• [Stated task] Present every line of the data below as a Markdown table with two columns, Row and Line, where Row holds the row number and Line holds the text of that line. Skip blank lines, and leave the pictures out of the answer.

## start Material to process

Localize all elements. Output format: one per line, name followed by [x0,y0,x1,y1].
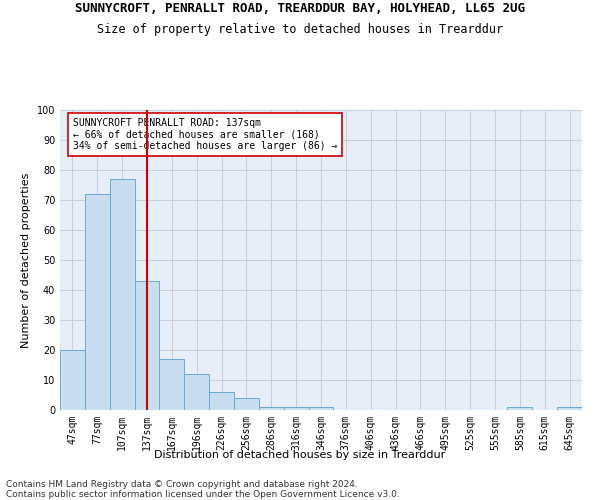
Bar [160,359,184,410]
Bar [308,407,334,410]
Y-axis label: Number of detached properties: Number of detached properties [21,172,31,348]
Text: Size of property relative to detached houses in Trearddur: Size of property relative to detached ho… [97,22,503,36]
Text: Contains HM Land Registry data © Crown copyright and database right 2024.
Contai: Contains HM Land Registry data © Crown c… [6,480,400,500]
Bar [110,179,134,410]
Text: Distribution of detached houses by size in Trearddur: Distribution of detached houses by size … [154,450,446,460]
Text: SUNNYCROFT, PENRALLT ROAD, TREARDDUR BAY, HOLYHEAD, LL65 2UG: SUNNYCROFT, PENRALLT ROAD, TREARDDUR BAY… [75,2,525,16]
Bar [209,392,234,410]
Bar [508,407,532,410]
Bar [60,350,85,410]
Bar [557,407,582,410]
Bar [234,398,259,410]
Bar [284,407,308,410]
Bar [184,374,209,410]
Bar [259,407,284,410]
Bar [134,281,160,410]
Text: SUNNYCROFT PENRALLT ROAD: 137sqm
← 66% of detached houses are smaller (168)
34% : SUNNYCROFT PENRALLT ROAD: 137sqm ← 66% o… [73,118,337,150]
Bar [85,194,110,410]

## end Material to process

• [Solution to this problem]
| Row | Line |
|---|---|
| 1 | Localize all elements. Output format: one per line, name followed by [x0,y0,x1,y1]. |
| 2 | Bar [160,359,184,410] |
| 3 | Bar [308,407,334,410] |
| 4 | Y-axis label: Number of detached properties: Number of detached properties [21,172,31,348] |
| 5 | Text: Size of property relative to detached houses in Trearddur: Size of property relative to detached ho… [97,22,503,36] |
| 6 | Text: Contains HM Land Registry data © Crown copyright and database right 2024. |
| 7 | Contai: Contains HM Land Registry data © Crown c… [6,480,400,500] |
| 8 | Bar [110,179,134,410] |
| 9 | Text: Distribution of detached houses by size in Trearddur: Distribution of detached houses by size … [154,450,446,460] |
| 10 | Text: SUNNYCROFT, PENRALLT ROAD, TREARDDUR BAY, HOLYHEAD, LL65 2UG: SUNNYCROFT, PENRALLT ROAD, TREARDDUR BAY… [75,2,525,16] |
| 11 | Bar [209,392,234,410] |
| 12 | Bar [508,407,532,410] |
| 13 | Bar [60,350,85,410] |
| 14 | Bar [557,407,582,410] |
| 15 | Bar [234,398,259,410] |
| 16 | Bar [284,407,308,410] |
| 17 | Bar [184,374,209,410] |
| 18 | Bar [259,407,284,410] |
| 19 | Bar [134,281,160,410] |
| 20 | Text: SUNNYCROFT PENRALLT ROAD: 137sqm |
| 21 | ← 66% of detached houses are smaller (168) |
| 22 | 34% : SUNNYCROFT PENRALLT ROAD: 137sqm ← 66% o… [73,118,337,150] |
| 23 | Bar [85,194,110,410] |